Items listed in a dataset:
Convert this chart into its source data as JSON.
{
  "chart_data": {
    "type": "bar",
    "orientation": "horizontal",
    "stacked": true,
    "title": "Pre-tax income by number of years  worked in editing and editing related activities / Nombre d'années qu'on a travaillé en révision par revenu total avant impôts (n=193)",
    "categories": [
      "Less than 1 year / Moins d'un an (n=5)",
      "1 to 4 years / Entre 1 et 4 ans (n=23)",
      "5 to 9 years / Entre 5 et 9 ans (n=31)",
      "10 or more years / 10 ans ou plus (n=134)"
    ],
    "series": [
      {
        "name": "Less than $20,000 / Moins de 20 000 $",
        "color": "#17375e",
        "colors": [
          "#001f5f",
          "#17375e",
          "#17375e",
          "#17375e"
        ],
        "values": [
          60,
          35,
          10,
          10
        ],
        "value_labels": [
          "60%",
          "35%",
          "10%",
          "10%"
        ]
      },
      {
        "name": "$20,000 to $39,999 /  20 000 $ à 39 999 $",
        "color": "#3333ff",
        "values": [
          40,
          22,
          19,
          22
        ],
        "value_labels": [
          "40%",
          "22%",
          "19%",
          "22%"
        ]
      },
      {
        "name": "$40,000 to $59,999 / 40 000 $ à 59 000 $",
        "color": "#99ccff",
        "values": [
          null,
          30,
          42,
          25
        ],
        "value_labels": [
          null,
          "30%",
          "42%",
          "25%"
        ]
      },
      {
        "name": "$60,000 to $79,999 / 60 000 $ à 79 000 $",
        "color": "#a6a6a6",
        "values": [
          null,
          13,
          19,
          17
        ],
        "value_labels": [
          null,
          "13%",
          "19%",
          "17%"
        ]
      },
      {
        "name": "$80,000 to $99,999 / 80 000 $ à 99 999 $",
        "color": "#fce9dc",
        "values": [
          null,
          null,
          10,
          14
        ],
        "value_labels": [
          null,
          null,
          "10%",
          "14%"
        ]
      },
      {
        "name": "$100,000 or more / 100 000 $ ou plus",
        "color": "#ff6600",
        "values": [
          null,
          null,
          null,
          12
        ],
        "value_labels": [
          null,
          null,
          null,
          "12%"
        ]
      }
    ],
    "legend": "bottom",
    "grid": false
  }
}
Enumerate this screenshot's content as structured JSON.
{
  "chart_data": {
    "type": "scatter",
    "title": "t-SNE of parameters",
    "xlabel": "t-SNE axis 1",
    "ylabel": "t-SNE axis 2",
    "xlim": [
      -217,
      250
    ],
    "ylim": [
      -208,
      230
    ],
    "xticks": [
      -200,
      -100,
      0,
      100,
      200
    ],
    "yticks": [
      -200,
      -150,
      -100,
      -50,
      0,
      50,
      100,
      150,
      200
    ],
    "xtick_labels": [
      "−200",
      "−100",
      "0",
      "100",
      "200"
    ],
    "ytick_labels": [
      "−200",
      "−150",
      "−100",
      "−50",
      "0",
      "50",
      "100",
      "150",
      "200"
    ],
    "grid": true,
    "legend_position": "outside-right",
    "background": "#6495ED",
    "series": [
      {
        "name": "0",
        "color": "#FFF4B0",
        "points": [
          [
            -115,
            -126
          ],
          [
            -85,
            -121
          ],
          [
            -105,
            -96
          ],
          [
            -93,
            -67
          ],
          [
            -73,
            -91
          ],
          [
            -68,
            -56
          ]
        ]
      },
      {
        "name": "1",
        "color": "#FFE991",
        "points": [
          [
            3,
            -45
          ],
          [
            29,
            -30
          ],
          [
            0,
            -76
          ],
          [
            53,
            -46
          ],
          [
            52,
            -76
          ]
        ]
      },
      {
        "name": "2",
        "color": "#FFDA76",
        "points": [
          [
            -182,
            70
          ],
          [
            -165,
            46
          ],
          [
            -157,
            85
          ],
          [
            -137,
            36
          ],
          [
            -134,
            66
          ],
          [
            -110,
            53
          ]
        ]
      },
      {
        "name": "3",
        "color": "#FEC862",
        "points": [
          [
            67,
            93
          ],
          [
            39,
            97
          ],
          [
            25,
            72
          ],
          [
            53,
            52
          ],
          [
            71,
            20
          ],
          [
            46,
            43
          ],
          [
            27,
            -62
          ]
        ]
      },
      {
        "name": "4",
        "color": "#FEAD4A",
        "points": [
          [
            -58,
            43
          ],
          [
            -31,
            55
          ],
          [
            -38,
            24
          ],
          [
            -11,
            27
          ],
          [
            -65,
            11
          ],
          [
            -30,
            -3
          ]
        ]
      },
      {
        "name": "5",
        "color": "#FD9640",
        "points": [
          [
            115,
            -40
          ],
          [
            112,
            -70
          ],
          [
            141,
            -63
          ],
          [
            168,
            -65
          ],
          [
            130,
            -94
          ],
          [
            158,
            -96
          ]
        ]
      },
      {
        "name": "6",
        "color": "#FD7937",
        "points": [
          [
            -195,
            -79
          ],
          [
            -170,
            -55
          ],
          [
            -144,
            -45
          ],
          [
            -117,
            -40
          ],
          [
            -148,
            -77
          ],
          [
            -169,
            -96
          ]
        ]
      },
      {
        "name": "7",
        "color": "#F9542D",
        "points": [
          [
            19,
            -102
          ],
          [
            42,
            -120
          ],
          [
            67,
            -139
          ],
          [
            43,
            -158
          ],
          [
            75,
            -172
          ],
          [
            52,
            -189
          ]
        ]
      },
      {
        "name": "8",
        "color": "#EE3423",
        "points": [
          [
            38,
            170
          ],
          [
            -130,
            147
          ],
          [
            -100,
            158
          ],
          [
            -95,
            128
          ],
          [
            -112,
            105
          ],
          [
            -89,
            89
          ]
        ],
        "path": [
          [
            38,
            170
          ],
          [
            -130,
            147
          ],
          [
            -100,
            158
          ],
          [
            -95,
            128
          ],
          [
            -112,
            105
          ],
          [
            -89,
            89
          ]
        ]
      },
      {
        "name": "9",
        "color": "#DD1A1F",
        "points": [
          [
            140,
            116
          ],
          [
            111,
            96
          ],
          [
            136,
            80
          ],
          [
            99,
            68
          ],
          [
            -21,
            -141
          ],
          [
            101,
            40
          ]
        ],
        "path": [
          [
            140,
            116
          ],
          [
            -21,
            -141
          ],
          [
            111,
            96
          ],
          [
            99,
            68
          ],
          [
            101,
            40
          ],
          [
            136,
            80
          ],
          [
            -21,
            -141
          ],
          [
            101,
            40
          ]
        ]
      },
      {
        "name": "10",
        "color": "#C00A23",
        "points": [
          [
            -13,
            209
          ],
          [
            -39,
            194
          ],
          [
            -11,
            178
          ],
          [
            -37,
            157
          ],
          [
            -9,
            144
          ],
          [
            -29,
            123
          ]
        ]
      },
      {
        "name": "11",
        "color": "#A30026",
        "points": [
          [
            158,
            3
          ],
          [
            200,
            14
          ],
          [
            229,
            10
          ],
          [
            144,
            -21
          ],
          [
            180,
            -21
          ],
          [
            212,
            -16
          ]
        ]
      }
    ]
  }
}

PROBLEM DESCRIPTION: Only lines that contain the word "this" are wanted; copy each of them.

TASK SOLUTION:
Convert this chart into its source data as JSON.
Enumerate this screenshot's content as structured JSON.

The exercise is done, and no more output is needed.